→ **EXERCISE MATERIALS**
================================

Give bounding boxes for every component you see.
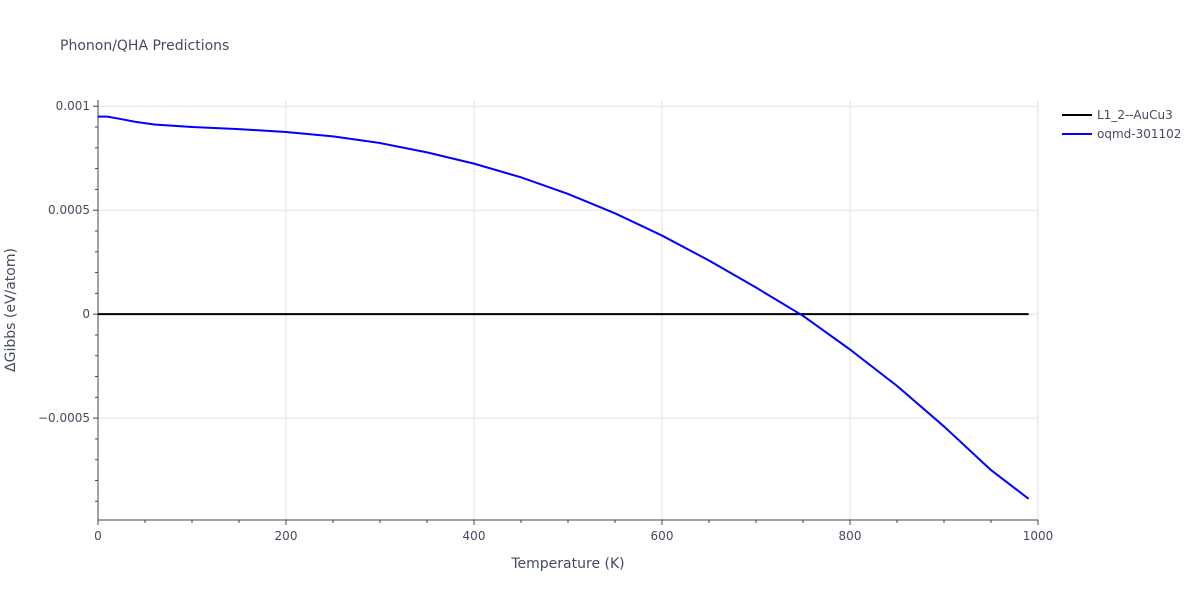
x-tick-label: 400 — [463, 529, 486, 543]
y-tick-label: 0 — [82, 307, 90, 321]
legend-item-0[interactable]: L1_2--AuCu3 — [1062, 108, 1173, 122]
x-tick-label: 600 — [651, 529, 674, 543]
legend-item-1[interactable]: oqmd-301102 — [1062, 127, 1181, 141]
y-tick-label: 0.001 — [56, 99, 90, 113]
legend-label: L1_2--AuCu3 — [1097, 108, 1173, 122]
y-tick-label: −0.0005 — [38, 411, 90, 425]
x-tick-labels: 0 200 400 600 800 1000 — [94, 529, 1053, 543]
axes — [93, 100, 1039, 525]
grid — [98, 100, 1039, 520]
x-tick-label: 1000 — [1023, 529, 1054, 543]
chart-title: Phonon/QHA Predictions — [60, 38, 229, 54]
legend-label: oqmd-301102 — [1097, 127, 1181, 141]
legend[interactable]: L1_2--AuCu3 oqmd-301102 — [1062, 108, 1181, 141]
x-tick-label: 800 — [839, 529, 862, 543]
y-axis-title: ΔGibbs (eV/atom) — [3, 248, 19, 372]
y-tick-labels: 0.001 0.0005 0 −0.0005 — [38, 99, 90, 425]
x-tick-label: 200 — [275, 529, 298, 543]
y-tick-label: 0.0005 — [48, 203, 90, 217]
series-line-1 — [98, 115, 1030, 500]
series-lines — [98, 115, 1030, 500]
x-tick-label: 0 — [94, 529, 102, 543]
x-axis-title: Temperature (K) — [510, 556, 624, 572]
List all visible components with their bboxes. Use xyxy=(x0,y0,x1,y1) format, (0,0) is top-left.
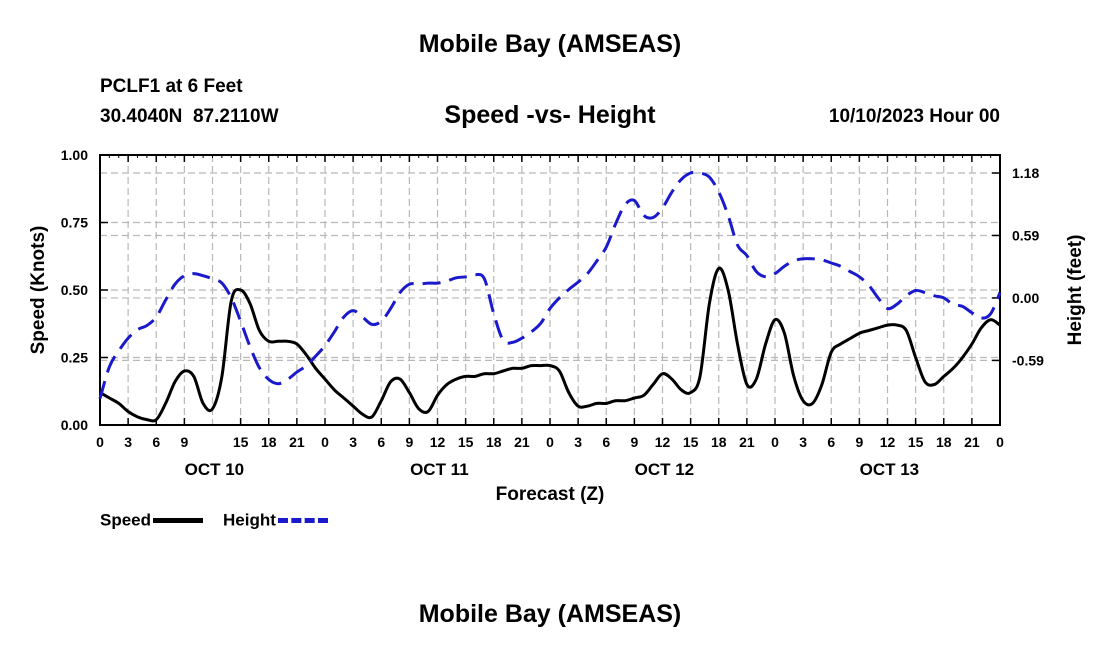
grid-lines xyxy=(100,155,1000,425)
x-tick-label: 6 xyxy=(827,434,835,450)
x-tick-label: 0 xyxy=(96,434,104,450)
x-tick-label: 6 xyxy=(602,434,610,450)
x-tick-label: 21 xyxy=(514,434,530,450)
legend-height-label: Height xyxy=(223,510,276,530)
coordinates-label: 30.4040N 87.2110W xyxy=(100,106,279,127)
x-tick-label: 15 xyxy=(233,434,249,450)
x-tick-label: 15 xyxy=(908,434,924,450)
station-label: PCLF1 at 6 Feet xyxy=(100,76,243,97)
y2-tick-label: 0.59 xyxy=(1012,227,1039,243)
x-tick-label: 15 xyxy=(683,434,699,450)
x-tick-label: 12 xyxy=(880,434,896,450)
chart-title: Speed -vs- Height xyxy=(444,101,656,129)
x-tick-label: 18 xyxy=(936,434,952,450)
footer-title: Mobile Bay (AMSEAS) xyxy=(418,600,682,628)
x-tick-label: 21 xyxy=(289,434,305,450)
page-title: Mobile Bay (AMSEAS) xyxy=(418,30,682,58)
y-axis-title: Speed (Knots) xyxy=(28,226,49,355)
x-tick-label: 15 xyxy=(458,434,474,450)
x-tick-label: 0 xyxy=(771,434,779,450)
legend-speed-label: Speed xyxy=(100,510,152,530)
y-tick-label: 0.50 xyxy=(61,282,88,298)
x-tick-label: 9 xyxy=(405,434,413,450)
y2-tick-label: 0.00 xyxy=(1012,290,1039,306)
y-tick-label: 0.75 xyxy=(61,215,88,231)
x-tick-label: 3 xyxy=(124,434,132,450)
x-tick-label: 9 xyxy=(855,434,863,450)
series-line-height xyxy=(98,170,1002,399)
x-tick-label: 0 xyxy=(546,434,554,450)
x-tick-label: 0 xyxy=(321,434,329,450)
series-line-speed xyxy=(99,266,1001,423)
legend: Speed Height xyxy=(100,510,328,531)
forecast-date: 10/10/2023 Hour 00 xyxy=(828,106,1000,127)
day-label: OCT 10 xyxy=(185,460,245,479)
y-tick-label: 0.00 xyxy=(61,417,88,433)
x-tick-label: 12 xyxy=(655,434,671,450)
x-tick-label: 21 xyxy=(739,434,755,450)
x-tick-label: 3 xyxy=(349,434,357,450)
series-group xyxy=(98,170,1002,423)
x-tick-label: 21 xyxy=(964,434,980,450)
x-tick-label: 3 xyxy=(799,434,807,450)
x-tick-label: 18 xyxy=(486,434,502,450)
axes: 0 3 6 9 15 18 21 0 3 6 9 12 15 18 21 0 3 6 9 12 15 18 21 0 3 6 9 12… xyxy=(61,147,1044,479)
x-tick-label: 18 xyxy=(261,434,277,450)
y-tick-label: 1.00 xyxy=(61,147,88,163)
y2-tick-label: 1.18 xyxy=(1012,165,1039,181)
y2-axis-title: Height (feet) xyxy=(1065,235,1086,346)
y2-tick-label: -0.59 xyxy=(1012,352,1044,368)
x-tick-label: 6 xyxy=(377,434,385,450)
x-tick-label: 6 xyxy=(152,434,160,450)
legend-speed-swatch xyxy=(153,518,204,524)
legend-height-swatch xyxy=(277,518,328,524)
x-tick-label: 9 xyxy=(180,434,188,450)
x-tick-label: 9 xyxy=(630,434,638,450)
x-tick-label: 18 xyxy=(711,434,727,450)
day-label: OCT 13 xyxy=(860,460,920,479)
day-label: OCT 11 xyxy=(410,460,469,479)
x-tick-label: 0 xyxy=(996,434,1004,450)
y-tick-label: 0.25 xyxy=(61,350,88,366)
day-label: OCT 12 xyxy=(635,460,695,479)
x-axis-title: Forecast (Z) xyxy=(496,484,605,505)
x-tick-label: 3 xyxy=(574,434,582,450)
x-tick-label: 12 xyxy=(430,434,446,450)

================================

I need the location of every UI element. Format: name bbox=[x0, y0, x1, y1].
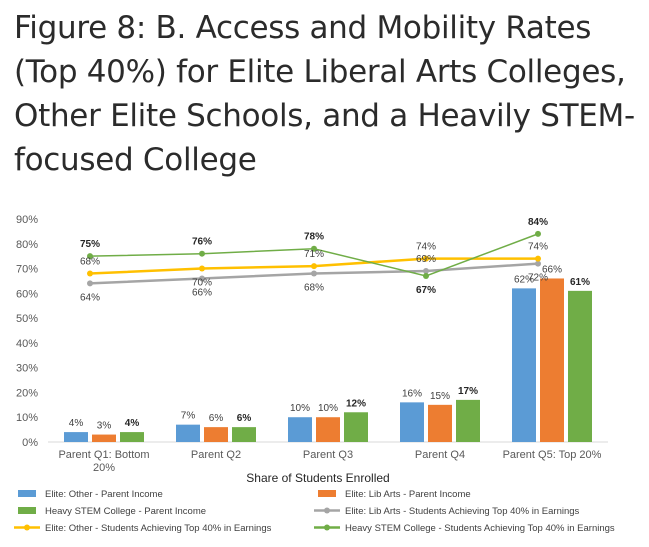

================================

→ **EXERCISE GOAL**
Rewrite the rows from the line containing "List all visible" through the line containing "x-tick-label: 15 xyxy=(233,434,249,450)", replacing "coordinates-label" with "location-label" and leaving everything else unchanged. Leave the picture out of your answer.

→ **SOLVED EXERCISE**
List all visible components with their bboxes. Use xyxy=(x0,y0,x1,y1) format, (0,0) is top-left.
grid-lines xyxy=(100,155,1000,425)
x-tick-label: 6 xyxy=(827,434,835,450)
x-tick-label: 0 xyxy=(96,434,104,450)
x-tick-label: 6 xyxy=(602,434,610,450)
x-tick-label: 21 xyxy=(514,434,530,450)
legend-height-label: Height xyxy=(223,510,276,530)
location-label: 30.4040N 87.2110W xyxy=(100,106,279,127)
x-tick-label: 15 xyxy=(233,434,249,450)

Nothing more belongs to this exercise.